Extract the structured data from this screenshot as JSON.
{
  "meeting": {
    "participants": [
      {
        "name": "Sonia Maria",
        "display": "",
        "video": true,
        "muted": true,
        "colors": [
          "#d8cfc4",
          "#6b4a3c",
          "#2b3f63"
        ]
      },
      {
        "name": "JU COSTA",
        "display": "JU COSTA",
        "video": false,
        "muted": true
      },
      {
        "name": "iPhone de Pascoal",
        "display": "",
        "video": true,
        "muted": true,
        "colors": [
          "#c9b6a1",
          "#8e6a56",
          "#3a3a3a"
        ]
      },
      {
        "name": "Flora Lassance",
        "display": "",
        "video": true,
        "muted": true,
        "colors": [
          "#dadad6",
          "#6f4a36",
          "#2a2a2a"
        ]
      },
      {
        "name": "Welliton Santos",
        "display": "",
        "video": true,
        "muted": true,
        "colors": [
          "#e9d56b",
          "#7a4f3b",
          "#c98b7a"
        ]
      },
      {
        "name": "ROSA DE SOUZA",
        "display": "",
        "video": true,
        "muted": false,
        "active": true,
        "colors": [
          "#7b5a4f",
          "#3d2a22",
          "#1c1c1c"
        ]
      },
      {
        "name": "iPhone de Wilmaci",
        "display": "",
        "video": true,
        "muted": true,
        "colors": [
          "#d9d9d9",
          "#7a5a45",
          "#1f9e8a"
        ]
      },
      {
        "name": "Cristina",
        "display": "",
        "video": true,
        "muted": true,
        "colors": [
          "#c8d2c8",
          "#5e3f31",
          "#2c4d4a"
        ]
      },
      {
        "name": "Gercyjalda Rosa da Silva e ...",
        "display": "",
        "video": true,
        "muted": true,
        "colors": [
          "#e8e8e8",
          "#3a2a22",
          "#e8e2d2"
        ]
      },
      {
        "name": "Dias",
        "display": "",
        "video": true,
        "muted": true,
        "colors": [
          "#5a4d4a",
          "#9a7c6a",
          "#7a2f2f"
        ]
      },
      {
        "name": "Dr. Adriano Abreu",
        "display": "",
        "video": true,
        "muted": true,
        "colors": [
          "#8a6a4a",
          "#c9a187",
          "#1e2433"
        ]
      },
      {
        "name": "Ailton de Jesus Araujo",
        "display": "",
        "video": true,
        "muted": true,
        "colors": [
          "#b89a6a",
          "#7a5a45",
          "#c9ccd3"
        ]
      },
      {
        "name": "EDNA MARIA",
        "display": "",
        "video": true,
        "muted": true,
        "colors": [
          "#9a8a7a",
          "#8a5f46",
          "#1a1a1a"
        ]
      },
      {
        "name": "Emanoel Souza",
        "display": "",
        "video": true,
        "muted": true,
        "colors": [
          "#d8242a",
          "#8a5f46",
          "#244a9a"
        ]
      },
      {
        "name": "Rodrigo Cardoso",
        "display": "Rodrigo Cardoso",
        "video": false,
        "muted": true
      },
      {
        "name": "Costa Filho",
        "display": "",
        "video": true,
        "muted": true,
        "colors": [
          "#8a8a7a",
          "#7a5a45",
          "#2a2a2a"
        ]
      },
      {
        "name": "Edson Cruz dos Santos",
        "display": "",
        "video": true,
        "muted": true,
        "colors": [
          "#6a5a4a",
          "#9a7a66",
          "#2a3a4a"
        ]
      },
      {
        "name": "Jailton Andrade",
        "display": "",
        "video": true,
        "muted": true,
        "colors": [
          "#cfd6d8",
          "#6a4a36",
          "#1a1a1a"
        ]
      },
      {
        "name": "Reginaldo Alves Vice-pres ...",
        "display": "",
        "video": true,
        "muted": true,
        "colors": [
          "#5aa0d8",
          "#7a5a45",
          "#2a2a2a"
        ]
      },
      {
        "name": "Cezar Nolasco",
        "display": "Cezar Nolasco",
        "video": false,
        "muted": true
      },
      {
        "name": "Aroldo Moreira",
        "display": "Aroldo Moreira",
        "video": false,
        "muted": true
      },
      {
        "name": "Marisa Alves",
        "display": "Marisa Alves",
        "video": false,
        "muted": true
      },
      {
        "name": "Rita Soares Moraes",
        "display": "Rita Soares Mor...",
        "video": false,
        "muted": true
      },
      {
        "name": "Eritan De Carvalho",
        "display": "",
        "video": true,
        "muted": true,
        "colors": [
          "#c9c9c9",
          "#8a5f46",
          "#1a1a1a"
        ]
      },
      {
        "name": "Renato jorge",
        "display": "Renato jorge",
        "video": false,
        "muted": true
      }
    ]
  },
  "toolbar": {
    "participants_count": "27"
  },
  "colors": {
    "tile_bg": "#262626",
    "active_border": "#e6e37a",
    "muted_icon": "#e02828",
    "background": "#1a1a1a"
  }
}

··········

All of the data must be returned exactly.

Extract the structured data from this screenshot as JSON.
{
  "meeting": {
    "participants": [
      {
        "name": "Sonia Maria",
        "display": "",
        "video": true,
        "muted": true,
        "colors": [
          "#d8cfc4",
          "#6b4a3c",
          "#2b3f63"
        ]
      },
      {
        "name": "JU COSTA",
        "display": "JU COSTA",
        "video": false,
        "muted": true
      },
      {
        "name": "iPhone de Pascoal",
        "display": "",
        "video": true,
        "muted": true,
        "colors": [
          "#c9b6a1",
          "#8e6a56",
          "#3a3a3a"
        ]
      },
      {
        "name": "Flora Lassance",
        "display": "",
        "video": true,
        "muted": true,
        "colors": [
          "#dadad6",
          "#6f4a36",
          "#2a2a2a"
        ]
      },
      {
        "name": "Welliton Santos",
        "display": "",
        "video": true,
        "muted": true,
        "colors": [
          "#e9d56b",
          "#7a4f3b",
          "#c98b7a"
        ]
      },
      {
        "name": "ROSA DE SOUZA",
        "display": "",
        "video": true,
        "muted": false,
        "active": true,
        "colors": [
          "#7b5a4f",
          "#3d2a22",
          "#1c1c1c"
        ]
      },
      {
        "name": "iPhone de Wilmaci",
        "display": "",
        "video": true,
        "muted": true,
        "colors": [
          "#d9d9d9",
          "#7a5a45",
          "#1f9e8a"
        ]
      },
      {
        "name": "Cristina",
        "display": "",
        "video": true,
        "muted": true,
        "colors": [
          "#c8d2c8",
          "#5e3f31",
          "#2c4d4a"
        ]
      },
      {
        "name": "Gercyjalda Rosa da Silva e ...",
        "display": "",
        "video": true,
        "muted": true,
        "colors": [
          "#e8e8e8",
          "#3a2a22",
          "#e8e2d2"
        ]
      },
      {
        "name": "Dias",
        "display": "",
        "video": true,
        "muted": true,
        "colors": [
          "#5a4d4a",
          "#9a7c6a",
          "#7a2f2f"
        ]
      },
      {
        "name": "Dr. Adriano Abreu",
        "display": "",
        "video": true,
        "muted": true,
        "colors": [
          "#8a6a4a",
          "#c9a187",
          "#1e2433"
        ]
      },
      {
        "name": "Ailton de Jesus Araujo",
        "display": "",
        "video": true,
        "muted": true,
        "colors": [
          "#b89a6a",
          "#7a5a45",
          "#c9ccd3"
        ]
      },
      {
        "name": "EDNA MARIA",
        "display": "",
        "video": true,
        "muted": true,
        "colors": [
          "#9a8a7a",
          "#8a5f46",
          "#1a1a1a"
        ]
      },
      {
        "name": "Emanoel Souza",
        "display": "",
        "video": true,
        "muted": true,
        "colors": [
          "#d8242a",
          "#8a5f46",
          "#244a9a"
        ]
      },
      {
        "name": "Rodrigo Cardoso",
        "display": "Rodrigo Cardoso",
        "video": false,
        "muted": true
      },
      {
        "name": "Costa Filho",
        "display": "",
        "video": true,
        "muted": true,
        "colors": [
          "#8a8a7a",
          "#7a5a45",
          "#2a2a2a"
        ]
      },
      {
        "name": "Edson Cruz dos Santos",
        "display": "",
        "video": true,
        "muted": true,
        "colors": [
          "#6a5a4a",
          "#9a7a66",
          "#2a3a4a"
        ]
      },
      {
        "name": "Jailton Andrade",
        "display": "",
        "video": true,
        "muted": true,
        "colors": [
          "#cfd6d8",
          "#6a4a36",
          "#1a1a1a"
        ]
      },
      {
        "name": "Reginaldo Alves Vice-pres ...",
        "display": "",
        "video": true,
        "muted": true,
        "colors": [
          "#5aa0d8",
          "#7a5a45",
          "#2a2a2a"
        ]
      },
      {
        "name": "Cezar Nolasco",
        "display": "Cezar Nolasco",
        "video": false,
        "muted": true
      },
      {
        "name": "Aroldo Moreira",
        "display": "Aroldo Moreira",
        "video": false,
        "muted": true
      },
      {
        "name": "Marisa Alves",
        "display": "Marisa Alves",
        "video": false,
        "muted": true
      },
      {
        "name": "Rita Soares Moraes",
        "display": "Rita Soares Mor...",
        "video": false,
        "muted": true
      },
      {
        "name": "Eritan De Carvalho",
        "display": "",
        "video": true,
        "muted": true,
        "colors": [
          "#c9c9c9",
          "#8a5f46",
          "#1a1a1a"
        ]
      },
      {
        "name": "Renato jorge",
        "display": "Renato jorge",
        "video": false,
        "muted": true
      }
    ]
  },
  "toolbar": {
    "participants_count": "27"
  },
  "colors": {
    "tile_bg": "#262626",
    "active_border": "#e6e37a",
    "muted_icon": "#e02828",
    "background": "#1a1a1a"
  }
}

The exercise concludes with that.